- DIRECTIVE
Go through the data below and gather each line containing "mean".

Items from a figure collection:
--------------------------------

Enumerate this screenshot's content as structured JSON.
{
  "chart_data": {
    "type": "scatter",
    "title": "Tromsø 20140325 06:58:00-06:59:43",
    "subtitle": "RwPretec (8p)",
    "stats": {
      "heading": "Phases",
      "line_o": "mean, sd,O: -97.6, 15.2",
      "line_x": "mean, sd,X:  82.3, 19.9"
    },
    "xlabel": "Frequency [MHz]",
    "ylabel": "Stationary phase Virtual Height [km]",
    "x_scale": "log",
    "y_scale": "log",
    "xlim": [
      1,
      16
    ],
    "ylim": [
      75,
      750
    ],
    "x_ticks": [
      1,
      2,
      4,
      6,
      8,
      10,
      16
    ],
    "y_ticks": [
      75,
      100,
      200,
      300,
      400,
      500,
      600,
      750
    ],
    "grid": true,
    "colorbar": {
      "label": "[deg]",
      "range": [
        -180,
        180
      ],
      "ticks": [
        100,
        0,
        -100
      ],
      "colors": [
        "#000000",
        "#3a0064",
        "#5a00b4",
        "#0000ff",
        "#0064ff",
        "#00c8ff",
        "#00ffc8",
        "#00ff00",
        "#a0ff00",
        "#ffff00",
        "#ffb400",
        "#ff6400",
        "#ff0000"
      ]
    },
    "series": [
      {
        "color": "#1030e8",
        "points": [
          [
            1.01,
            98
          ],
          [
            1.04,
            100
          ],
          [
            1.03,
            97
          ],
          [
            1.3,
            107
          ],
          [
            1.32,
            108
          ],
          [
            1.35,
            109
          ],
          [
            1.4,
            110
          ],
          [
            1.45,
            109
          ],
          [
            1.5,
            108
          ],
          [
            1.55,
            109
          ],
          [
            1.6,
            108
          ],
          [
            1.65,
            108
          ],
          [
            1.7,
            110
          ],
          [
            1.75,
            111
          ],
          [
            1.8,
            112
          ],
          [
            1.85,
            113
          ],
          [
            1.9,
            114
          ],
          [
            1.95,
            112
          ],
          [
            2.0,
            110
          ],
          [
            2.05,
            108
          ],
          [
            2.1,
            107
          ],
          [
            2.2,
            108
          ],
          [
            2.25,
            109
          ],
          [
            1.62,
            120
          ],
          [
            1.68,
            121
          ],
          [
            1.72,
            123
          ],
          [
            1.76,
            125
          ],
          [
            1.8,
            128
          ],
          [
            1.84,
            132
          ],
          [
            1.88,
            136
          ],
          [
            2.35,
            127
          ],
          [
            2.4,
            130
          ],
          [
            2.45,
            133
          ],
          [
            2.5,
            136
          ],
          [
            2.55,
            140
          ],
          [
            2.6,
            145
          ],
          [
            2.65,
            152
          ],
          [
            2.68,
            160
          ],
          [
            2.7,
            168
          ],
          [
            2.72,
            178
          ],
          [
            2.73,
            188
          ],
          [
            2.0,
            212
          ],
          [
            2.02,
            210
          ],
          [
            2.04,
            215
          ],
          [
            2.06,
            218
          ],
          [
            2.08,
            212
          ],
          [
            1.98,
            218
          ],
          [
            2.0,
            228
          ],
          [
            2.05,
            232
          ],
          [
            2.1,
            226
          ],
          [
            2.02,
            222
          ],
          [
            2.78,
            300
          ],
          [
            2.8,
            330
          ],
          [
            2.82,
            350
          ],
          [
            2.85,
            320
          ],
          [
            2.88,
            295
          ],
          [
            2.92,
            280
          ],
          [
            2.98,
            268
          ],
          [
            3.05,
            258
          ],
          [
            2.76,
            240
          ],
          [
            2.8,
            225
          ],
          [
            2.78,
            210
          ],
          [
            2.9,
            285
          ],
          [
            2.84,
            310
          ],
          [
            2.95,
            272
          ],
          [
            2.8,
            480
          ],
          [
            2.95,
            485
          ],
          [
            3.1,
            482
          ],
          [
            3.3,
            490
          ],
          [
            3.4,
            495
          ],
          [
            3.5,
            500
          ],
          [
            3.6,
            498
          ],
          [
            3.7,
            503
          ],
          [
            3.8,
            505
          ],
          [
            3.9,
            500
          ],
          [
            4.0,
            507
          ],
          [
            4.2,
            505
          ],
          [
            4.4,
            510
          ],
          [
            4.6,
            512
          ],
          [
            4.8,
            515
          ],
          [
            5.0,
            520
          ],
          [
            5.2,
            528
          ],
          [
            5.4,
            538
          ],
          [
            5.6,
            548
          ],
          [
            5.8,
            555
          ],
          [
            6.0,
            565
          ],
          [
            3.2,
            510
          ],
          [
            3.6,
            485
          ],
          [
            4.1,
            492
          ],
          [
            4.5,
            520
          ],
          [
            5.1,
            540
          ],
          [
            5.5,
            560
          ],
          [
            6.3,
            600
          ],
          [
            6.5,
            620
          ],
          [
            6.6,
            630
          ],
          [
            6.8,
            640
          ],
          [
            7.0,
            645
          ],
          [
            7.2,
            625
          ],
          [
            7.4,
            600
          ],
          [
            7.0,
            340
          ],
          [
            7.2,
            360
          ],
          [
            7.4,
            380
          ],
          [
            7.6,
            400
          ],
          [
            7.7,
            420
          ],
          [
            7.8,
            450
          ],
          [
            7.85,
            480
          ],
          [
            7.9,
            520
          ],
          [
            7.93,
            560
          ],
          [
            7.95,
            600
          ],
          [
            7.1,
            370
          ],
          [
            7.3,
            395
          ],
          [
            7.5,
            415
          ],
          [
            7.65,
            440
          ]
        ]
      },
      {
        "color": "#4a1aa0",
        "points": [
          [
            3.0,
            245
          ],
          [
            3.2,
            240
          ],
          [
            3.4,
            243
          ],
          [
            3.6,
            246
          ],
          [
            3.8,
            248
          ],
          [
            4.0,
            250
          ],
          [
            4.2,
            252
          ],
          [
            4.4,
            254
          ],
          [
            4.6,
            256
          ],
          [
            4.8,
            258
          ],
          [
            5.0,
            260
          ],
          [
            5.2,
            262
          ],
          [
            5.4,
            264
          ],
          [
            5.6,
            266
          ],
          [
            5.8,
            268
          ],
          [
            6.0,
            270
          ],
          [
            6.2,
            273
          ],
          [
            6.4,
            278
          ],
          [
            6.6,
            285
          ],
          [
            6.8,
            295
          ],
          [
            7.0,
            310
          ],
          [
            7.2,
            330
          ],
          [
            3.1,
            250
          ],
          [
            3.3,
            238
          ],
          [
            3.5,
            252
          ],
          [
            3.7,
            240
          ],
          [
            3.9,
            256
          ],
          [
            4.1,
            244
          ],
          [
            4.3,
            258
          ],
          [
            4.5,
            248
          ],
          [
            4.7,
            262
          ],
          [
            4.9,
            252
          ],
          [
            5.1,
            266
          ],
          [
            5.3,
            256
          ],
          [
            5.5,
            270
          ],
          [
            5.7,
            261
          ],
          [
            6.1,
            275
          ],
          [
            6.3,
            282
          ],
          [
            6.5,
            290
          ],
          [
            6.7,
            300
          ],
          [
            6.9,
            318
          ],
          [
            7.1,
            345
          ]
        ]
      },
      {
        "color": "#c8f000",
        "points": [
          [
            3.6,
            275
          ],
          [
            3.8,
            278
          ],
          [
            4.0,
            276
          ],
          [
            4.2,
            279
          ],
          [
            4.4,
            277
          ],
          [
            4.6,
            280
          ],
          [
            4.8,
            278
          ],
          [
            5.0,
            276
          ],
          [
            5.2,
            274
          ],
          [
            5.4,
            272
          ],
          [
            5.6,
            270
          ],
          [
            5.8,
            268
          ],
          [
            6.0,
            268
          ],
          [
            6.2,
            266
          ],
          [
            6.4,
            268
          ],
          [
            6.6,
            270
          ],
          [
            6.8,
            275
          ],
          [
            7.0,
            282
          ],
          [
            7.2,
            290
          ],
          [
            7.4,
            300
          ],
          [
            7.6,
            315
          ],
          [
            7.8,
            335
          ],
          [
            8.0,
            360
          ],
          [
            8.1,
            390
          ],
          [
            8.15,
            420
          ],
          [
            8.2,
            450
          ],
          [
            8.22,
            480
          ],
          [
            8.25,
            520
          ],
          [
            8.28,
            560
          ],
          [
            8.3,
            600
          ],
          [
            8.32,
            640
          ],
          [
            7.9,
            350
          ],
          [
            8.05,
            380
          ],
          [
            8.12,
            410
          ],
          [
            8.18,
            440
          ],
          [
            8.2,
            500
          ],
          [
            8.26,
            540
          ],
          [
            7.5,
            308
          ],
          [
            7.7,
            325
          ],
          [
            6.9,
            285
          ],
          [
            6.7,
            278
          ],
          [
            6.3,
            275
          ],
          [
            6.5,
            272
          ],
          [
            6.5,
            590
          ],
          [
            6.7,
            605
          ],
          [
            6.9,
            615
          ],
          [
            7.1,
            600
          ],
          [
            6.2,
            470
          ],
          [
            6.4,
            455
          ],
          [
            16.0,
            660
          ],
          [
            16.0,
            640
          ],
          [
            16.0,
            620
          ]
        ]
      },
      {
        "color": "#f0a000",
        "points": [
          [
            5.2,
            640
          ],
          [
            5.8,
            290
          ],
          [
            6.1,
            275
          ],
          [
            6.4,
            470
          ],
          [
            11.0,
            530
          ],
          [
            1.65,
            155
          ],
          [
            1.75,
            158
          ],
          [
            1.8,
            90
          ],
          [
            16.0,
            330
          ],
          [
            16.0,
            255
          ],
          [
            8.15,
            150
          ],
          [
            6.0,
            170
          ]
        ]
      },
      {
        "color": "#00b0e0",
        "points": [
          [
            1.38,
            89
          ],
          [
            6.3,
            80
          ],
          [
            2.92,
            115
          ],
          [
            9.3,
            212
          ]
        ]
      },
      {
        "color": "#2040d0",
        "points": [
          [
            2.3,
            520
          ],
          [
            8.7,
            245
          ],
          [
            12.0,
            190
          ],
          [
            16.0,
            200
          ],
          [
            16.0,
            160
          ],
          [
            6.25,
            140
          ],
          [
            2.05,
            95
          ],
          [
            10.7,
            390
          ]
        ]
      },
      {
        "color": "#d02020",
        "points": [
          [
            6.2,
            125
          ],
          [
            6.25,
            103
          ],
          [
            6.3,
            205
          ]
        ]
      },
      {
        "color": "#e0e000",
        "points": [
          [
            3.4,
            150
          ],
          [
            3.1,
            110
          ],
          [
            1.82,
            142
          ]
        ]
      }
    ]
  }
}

--------------------------------

- WRITTEN SOLUTION
      "line_o": "mean, sd,O: -97.6, 15.2",
      "line_x": "mean, sd,X:  82.3, 19.9"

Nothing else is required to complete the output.